EXERCISE INPUT:

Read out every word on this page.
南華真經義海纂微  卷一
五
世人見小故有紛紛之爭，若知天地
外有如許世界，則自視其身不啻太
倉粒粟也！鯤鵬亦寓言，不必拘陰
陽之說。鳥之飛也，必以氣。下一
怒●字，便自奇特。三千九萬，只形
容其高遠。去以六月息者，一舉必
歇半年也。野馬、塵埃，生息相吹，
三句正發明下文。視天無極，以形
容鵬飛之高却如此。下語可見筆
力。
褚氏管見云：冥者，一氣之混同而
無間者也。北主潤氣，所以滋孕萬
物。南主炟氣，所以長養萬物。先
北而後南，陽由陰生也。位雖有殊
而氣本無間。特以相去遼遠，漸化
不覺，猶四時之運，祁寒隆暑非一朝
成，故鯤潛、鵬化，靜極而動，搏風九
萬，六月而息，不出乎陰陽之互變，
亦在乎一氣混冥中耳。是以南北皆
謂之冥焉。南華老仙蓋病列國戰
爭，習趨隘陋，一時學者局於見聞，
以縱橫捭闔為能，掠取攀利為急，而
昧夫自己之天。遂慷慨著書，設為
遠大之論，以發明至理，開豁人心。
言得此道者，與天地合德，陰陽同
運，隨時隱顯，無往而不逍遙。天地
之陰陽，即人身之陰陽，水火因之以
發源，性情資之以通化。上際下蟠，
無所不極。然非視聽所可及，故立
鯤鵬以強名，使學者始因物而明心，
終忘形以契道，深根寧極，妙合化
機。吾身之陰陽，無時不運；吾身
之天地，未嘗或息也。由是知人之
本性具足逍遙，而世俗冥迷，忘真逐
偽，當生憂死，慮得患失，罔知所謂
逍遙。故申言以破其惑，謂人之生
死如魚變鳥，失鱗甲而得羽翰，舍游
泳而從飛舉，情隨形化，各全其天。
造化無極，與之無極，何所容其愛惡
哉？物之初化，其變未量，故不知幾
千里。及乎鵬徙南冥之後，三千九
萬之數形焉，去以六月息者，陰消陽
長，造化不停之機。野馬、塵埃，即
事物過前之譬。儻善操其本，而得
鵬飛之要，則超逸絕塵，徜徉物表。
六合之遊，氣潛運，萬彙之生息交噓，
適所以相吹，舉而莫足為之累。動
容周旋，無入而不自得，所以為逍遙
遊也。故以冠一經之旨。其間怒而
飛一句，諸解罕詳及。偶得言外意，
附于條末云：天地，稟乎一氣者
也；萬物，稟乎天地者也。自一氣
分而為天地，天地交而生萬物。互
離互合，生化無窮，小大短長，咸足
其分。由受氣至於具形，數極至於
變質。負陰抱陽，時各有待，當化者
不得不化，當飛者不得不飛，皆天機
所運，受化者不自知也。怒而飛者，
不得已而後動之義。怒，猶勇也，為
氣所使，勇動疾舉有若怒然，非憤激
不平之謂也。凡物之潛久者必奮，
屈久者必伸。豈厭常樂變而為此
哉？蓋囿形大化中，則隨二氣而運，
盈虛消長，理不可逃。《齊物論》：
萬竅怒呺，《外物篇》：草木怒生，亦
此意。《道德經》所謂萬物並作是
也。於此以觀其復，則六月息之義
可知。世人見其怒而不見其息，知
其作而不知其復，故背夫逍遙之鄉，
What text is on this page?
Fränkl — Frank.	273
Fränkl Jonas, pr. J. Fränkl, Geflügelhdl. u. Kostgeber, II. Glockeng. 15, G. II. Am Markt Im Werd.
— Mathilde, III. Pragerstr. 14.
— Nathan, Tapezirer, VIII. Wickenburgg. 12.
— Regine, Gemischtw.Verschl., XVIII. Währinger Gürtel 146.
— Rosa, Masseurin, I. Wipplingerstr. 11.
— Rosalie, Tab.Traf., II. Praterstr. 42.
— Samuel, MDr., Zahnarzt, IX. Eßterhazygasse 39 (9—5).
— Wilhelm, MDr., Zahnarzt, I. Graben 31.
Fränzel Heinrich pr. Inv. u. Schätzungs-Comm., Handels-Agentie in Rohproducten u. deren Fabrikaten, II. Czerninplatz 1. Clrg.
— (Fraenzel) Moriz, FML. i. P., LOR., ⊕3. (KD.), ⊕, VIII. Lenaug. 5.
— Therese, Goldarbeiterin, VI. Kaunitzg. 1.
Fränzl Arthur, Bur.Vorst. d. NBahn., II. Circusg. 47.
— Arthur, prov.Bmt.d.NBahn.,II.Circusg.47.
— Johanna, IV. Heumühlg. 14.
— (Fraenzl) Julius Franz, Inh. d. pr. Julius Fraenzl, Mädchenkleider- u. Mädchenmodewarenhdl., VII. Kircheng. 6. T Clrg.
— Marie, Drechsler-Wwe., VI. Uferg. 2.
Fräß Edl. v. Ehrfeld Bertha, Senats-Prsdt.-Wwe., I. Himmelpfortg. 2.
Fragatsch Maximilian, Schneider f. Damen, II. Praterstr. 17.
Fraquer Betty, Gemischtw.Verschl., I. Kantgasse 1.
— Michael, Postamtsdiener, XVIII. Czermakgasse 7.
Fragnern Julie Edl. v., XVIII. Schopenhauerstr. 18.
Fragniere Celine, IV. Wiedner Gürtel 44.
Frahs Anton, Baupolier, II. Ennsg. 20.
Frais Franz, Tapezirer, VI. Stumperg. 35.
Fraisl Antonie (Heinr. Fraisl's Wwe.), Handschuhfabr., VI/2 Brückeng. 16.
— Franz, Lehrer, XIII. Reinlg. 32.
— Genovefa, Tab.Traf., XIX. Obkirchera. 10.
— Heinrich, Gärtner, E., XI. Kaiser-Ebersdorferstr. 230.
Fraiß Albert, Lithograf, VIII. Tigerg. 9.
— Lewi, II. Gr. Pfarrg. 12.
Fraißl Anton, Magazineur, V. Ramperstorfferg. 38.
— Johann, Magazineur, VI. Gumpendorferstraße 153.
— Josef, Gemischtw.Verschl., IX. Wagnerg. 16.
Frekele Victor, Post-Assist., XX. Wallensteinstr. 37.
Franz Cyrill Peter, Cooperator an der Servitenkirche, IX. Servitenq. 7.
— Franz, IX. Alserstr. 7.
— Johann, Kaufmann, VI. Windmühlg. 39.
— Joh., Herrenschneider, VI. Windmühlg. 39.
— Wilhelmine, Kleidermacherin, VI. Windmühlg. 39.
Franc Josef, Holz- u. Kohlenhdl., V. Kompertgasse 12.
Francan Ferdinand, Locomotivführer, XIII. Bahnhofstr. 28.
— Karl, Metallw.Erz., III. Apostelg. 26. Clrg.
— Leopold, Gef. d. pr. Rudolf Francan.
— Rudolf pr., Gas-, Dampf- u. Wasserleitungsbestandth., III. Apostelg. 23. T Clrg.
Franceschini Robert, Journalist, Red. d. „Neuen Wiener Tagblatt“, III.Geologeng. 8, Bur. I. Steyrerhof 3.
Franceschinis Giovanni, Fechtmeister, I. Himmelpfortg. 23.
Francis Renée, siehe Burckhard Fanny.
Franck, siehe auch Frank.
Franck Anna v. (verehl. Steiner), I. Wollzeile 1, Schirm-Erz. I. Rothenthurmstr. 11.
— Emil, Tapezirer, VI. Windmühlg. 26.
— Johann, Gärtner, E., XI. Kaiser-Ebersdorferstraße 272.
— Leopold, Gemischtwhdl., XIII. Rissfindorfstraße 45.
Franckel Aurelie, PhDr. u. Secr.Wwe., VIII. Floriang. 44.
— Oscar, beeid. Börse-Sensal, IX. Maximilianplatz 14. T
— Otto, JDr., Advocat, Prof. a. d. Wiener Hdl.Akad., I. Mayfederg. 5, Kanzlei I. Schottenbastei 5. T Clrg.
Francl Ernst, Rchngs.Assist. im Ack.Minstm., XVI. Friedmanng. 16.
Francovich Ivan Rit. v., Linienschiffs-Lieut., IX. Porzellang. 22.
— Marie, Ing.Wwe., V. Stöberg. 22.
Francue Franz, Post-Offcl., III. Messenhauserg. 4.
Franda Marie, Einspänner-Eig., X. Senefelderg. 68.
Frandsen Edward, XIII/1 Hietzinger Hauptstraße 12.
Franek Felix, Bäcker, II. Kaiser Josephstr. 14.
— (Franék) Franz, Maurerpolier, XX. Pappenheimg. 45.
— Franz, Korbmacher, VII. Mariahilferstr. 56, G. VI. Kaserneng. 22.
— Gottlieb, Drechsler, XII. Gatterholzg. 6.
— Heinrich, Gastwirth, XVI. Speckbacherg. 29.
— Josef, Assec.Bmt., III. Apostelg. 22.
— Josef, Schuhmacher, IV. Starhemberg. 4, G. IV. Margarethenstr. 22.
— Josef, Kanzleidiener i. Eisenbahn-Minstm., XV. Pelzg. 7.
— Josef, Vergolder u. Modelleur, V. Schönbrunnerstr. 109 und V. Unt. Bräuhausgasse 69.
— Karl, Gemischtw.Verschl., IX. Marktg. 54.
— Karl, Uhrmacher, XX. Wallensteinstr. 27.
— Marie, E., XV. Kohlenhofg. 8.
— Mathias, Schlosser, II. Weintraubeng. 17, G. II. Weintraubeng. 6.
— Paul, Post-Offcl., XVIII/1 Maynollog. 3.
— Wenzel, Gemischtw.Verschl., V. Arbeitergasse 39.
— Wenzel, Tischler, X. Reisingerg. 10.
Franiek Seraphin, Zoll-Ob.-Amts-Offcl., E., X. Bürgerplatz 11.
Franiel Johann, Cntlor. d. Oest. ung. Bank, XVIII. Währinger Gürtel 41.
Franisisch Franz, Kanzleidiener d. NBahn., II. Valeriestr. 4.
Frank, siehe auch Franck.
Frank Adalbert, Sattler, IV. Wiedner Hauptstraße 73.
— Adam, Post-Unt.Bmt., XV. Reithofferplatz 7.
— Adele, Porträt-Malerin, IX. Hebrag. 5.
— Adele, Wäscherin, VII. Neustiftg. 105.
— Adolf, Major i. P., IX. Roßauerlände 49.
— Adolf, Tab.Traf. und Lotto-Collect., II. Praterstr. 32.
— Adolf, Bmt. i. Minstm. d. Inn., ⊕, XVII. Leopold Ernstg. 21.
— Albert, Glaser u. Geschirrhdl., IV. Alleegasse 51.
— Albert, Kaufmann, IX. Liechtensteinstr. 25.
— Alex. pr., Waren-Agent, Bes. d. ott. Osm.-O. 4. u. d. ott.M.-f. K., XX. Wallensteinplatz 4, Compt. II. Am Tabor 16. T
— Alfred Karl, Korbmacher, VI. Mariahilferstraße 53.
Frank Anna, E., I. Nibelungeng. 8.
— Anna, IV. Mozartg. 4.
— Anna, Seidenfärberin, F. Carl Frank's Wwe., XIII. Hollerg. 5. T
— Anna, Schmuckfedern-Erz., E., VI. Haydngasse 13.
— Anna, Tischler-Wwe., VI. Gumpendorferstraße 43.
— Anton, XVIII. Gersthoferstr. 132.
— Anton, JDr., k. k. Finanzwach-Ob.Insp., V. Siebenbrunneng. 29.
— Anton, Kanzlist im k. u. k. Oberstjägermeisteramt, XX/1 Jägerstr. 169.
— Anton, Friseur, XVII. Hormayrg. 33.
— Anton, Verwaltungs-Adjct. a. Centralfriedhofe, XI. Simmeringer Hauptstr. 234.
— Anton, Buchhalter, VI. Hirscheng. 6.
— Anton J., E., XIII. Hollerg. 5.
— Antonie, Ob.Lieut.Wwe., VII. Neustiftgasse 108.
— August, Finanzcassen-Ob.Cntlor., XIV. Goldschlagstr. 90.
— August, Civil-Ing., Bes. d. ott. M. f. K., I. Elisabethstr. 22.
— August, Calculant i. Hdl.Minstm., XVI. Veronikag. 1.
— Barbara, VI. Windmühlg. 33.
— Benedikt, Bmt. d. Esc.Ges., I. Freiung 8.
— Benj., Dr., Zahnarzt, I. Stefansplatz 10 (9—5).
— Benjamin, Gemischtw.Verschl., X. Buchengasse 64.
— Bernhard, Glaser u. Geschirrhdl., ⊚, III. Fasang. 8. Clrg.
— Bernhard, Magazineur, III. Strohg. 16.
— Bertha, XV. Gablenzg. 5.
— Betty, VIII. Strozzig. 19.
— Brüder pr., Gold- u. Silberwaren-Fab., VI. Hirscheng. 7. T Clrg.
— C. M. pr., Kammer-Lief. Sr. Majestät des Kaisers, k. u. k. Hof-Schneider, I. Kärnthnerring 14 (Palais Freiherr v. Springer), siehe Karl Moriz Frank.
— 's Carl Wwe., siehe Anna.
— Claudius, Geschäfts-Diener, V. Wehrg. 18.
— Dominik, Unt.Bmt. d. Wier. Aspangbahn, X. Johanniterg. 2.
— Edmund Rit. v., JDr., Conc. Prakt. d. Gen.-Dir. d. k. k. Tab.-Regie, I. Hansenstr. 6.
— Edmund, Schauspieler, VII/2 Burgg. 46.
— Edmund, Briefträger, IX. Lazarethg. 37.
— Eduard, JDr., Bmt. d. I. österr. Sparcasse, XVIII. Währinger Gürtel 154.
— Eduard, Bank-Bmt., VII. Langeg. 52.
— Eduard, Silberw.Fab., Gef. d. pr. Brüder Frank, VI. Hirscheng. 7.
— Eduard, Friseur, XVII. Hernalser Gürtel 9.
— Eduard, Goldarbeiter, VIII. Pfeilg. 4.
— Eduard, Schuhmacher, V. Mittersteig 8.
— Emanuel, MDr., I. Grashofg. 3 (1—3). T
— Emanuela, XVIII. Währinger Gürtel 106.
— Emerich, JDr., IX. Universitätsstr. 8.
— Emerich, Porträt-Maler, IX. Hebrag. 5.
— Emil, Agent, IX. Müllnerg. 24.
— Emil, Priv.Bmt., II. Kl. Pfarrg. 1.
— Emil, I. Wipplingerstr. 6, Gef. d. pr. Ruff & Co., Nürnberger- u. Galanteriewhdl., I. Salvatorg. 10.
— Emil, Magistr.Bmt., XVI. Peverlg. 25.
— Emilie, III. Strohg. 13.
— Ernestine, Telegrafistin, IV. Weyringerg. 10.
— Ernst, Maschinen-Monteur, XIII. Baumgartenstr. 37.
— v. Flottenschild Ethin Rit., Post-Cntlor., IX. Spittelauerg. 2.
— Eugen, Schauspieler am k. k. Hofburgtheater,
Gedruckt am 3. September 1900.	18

DESCRIPTION OF THE TASK: The lines to collect are those holding the string "Zahnarzt"; copy them all.

EXERCISE RESPONSE:
— Samuel, MDr., Zahnarzt, IX. Eßterhazygasse 39 (9—5).
— Wilhelm, MDr., Zahnarzt, I. Graben 31.
— Benj., Dr., Zahnarzt, I. Stefansplatz 10 (9—5).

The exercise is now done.